▶ _JOB_
Every entry below should be printed exactly, without its images.

[Source data]
__________________________________________________

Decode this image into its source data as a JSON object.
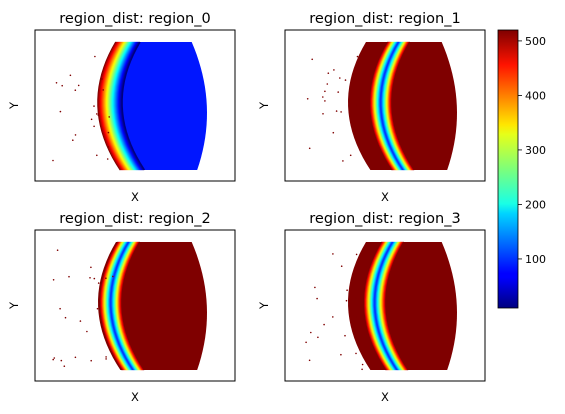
{
  "chart_data": {
    "type": "scatter",
    "colorscale": "jet",
    "colorbar": {
      "min": 10,
      "max": 520,
      "ticks": [
        100,
        200,
        300,
        400,
        500
      ]
    },
    "panels": [
      {
        "title": "region_dist: region_0",
        "xlabel": "X",
        "ylabel": "Y",
        "band_center": 0.0,
        "band_color_side": "outer"
      },
      {
        "title": "region_dist: region_1",
        "xlabel": "X",
        "ylabel": "Y",
        "band_center": 0.1
      },
      {
        "title": "region_dist: region_2",
        "xlabel": "X",
        "ylabel": "Y",
        "band_center": 0.0
      },
      {
        "title": "region_dist: region_3",
        "xlabel": "X",
        "ylabel": "Y",
        "band_center": 0.07
      }
    ]
  }
}
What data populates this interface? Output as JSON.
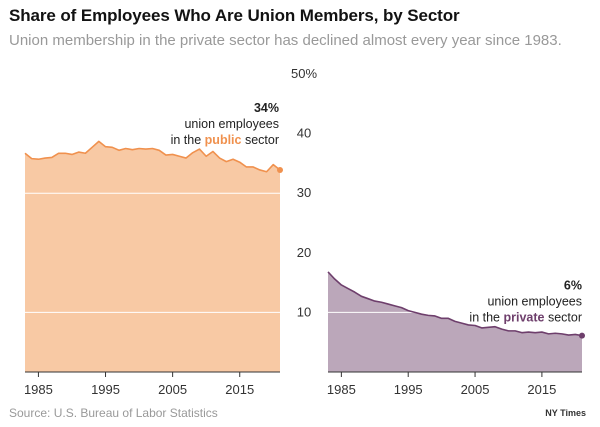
{
  "header": {
    "title": "Share of Employees Who Are Union Members, by Sector",
    "subtitle": "Union membership in the private sector has declined almost every year since 1983."
  },
  "footer": {
    "source": "Source: U.S. Bureau of Labor Statistics",
    "credit": "NY Times"
  },
  "colors": {
    "public_fill": "#f8c9a4",
    "public_line": "#f0914e",
    "private_fill": "#bba7ba",
    "private_line": "#6e3f6c",
    "gridline": "#ffffff"
  },
  "chart_data": {
    "type": "area",
    "ylim": [
      0,
      50
    ],
    "y_ticks": [
      "50%",
      "40",
      "30",
      "20",
      "10"
    ],
    "y_tick_values": [
      50,
      40,
      30,
      20,
      10
    ],
    "gridlines": [
      10,
      30
    ],
    "x_ticks": [
      "1985",
      "1995",
      "2005",
      "2015"
    ],
    "x_tick_values": [
      1985,
      1995,
      2005,
      2015
    ],
    "xlim": [
      1983,
      2021
    ],
    "panels": [
      {
        "id": "public",
        "series": {
          "x": [
            1983,
            1984,
            1985,
            1986,
            1987,
            1988,
            1989,
            1990,
            1991,
            1992,
            1993,
            1994,
            1995,
            1996,
            1997,
            1998,
            1999,
            2000,
            2001,
            2002,
            2003,
            2004,
            2005,
            2006,
            2007,
            2008,
            2009,
            2010,
            2011,
            2012,
            2013,
            2014,
            2015,
            2016,
            2017,
            2018,
            2019,
            2020,
            2021
          ],
          "values": [
            36.7,
            35.8,
            35.7,
            35.9,
            36.0,
            36.7,
            36.7,
            36.5,
            36.9,
            36.7,
            37.7,
            38.7,
            37.8,
            37.7,
            37.2,
            37.5,
            37.3,
            37.5,
            37.4,
            37.5,
            37.2,
            36.4,
            36.5,
            36.2,
            35.9,
            36.8,
            37.4,
            36.2,
            37.0,
            35.9,
            35.3,
            35.7,
            35.2,
            34.4,
            34.4,
            33.9,
            33.6,
            34.8,
            33.9
          ]
        },
        "annotation": {
          "value": "34%",
          "line1": "union employees",
          "line2_prefix": "in the ",
          "line2_highlight": "public",
          "line2_suffix": " sector"
        }
      },
      {
        "id": "private",
        "series": {
          "x": [
            1983,
            1984,
            1985,
            1986,
            1987,
            1988,
            1989,
            1990,
            1991,
            1992,
            1993,
            1994,
            1995,
            1996,
            1997,
            1998,
            1999,
            2000,
            2001,
            2002,
            2003,
            2004,
            2005,
            2006,
            2007,
            2008,
            2009,
            2010,
            2011,
            2012,
            2013,
            2014,
            2015,
            2016,
            2017,
            2018,
            2019,
            2020,
            2021
          ],
          "values": [
            16.8,
            15.6,
            14.6,
            14.0,
            13.4,
            12.7,
            12.3,
            11.9,
            11.7,
            11.4,
            11.1,
            10.8,
            10.3,
            10.0,
            9.7,
            9.5,
            9.4,
            9.0,
            9.0,
            8.5,
            8.2,
            7.9,
            7.8,
            7.4,
            7.5,
            7.6,
            7.2,
            6.9,
            6.9,
            6.6,
            6.7,
            6.6,
            6.7,
            6.4,
            6.5,
            6.4,
            6.2,
            6.3,
            6.1
          ]
        },
        "annotation": {
          "value": "6%",
          "line1": "union employees",
          "line2_prefix": "in the ",
          "line2_highlight": "private",
          "line2_suffix": " sector"
        }
      }
    ]
  }
}
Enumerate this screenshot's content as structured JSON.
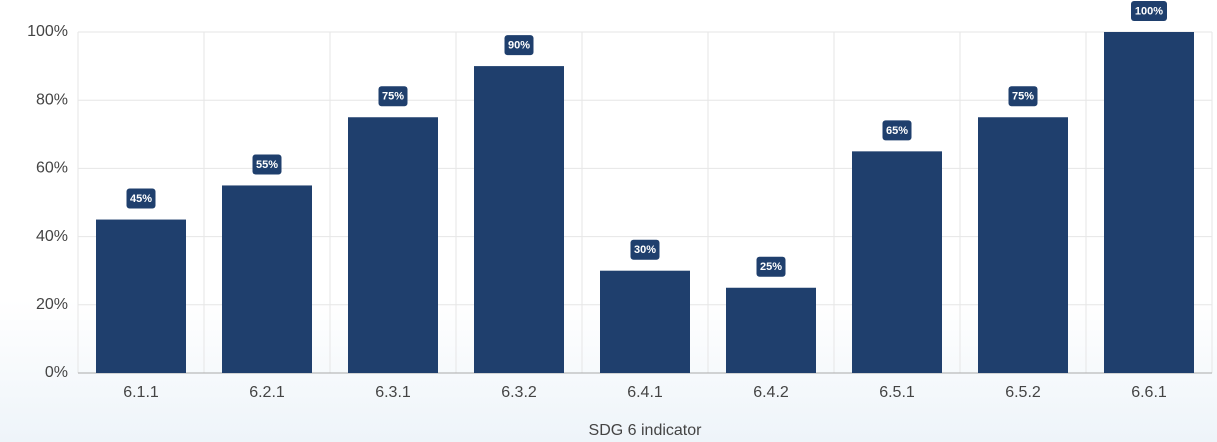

__________________________________________________

▶ _OUTPUT FOR THIS EXERCISE_
Decode this image into its source data as a JSON object.
{
  "chart_data": {
    "type": "scatter",
    "colorscale": "jet",
    "colorbar": {
      "min": 10,
      "max": 520,
      "ticks": [
        100,
        200,
        300,
        400,
        500
      ]
    },
    "panels": [
      {
        "title": "region_dist: region_0",
        "xlabel": "X",
        "ylabel": "Y",
        "band_center": 0.0,
        "band_color_side": "outer"
      },
      {
        "title": "region_dist: region_1",
        "xlabel": "X",
        "ylabel": "Y",
        "band_center": 0.1
      },
      {
        "title": "region_dist: region_2",
        "xlabel": "X",
        "ylabel": "Y",
        "band_center": 0.0
      },
      {
        "title": "region_dist: region_3",
        "xlabel": "X",
        "ylabel": "Y",
        "band_center": 0.07
      }
    ]
  }
}
What data populates this interface? Output as JSON.
{
  "header": {
    "title": "Share of Employees Who Are Union Members, by Sector",
    "subtitle": "Union membership in the private sector has declined almost every year since 1983."
  },
  "footer": {
    "source": "Source: U.S. Bureau of Labor Statistics",
    "credit": "NY Times"
  },
  "colors": {
    "public_fill": "#f8c9a4",
    "public_line": "#f0914e",
    "private_fill": "#bba7ba",
    "private_line": "#6e3f6c",
    "gridline": "#ffffff"
  },
  "chart_data": {
    "type": "area",
    "ylim": [
      0,
      50
    ],
    "y_ticks": [
      "50%",
      "40",
      "30",
      "20",
      "10"
    ],
    "y_tick_values": [
      50,
      40,
      30,
      20,
      10
    ],
    "gridlines": [
      10,
      30
    ],
    "x_ticks": [
      "1985",
      "1995",
      "2005",
      "2015"
    ],
    "x_tick_values": [
      1985,
      1995,
      2005,
      2015
    ],
    "xlim": [
      1983,
      2021
    ],
    "panels": [
      {
        "id": "public",
        "series": {
          "x": [
            1983,
            1984,
            1985,
            1986,
            1987,
            1988,
            1989,
            1990,
            1991,
            1992,
            1993,
            1994,
            1995,
            1996,
            1997,
            1998,
            1999,
            2000,
            2001,
            2002,
            2003,
            2004,
            2005,
            2006,
            2007,
            2008,
            2009,
            2010,
            2011,
            2012,
            2013,
            2014,
            2015,
            2016,
            2017,
            2018,
            2019,
            2020,
            2021
          ],
          "values": [
            36.7,
            35.8,
            35.7,
            35.9,
            36.0,
            36.7,
            36.7,
            36.5,
            36.9,
            36.7,
            37.7,
            38.7,
            37.8,
            37.7,
            37.2,
            37.5,
            37.3,
            37.5,
            37.4,
            37.5,
            37.2,
            36.4,
            36.5,
            36.2,
            35.9,
            36.8,
            37.4,
            36.2,
            37.0,
            35.9,
            35.3,
            35.7,
            35.2,
            34.4,
            34.4,
            33.9,
            33.6,
            34.8,
            33.9
          ]
        },
        "annotation": {
          "value": "34%",
          "line1": "union employees",
          "line2_prefix": "in the ",
          "line2_highlight": "public",
          "line2_suffix": " sector"
        }
      },
      {
        "id": "private",
        "series": {
          "x": [
            1983,
            1984,
            1985,
            1986,
            1987,
            1988,
            1989,
            1990,
            1991,
            1992,
            1993,
            1994,
            1995,
            1996,
            1997,
            1998,
            1999,
            2000,
            2001,
            2002,
            2003,
            2004,
            2005,
            2006,
            2007,
            2008,
            2009,
            2010,
            2011,
            2012,
            2013,
            2014,
            2015,
            2016,
            2017,
            2018,
            2019,
            2020,
            2021
          ],
          "values": [
            16.8,
            15.6,
            14.6,
            14.0,
            13.4,
            12.7,
            12.3,
            11.9,
            11.7,
            11.4,
            11.1,
            10.8,
            10.3,
            10.0,
            9.7,
            9.5,
            9.4,
            9.0,
            9.0,
            8.5,
            8.2,
            7.9,
            7.8,
            7.4,
            7.5,
            7.6,
            7.2,
            6.9,
            6.9,
            6.6,
            6.7,
            6.6,
            6.7,
            6.4,
            6.5,
            6.4,
            6.2,
            6.3,
            6.1
          ]
        },
        "annotation": {
          "value": "6%",
          "line1": "union employees",
          "line2_prefix": "in the ",
          "line2_highlight": "private",
          "line2_suffix": " sector"
        }
      }
    ]
  }
}
Enumerate this screenshot's content as structured JSON.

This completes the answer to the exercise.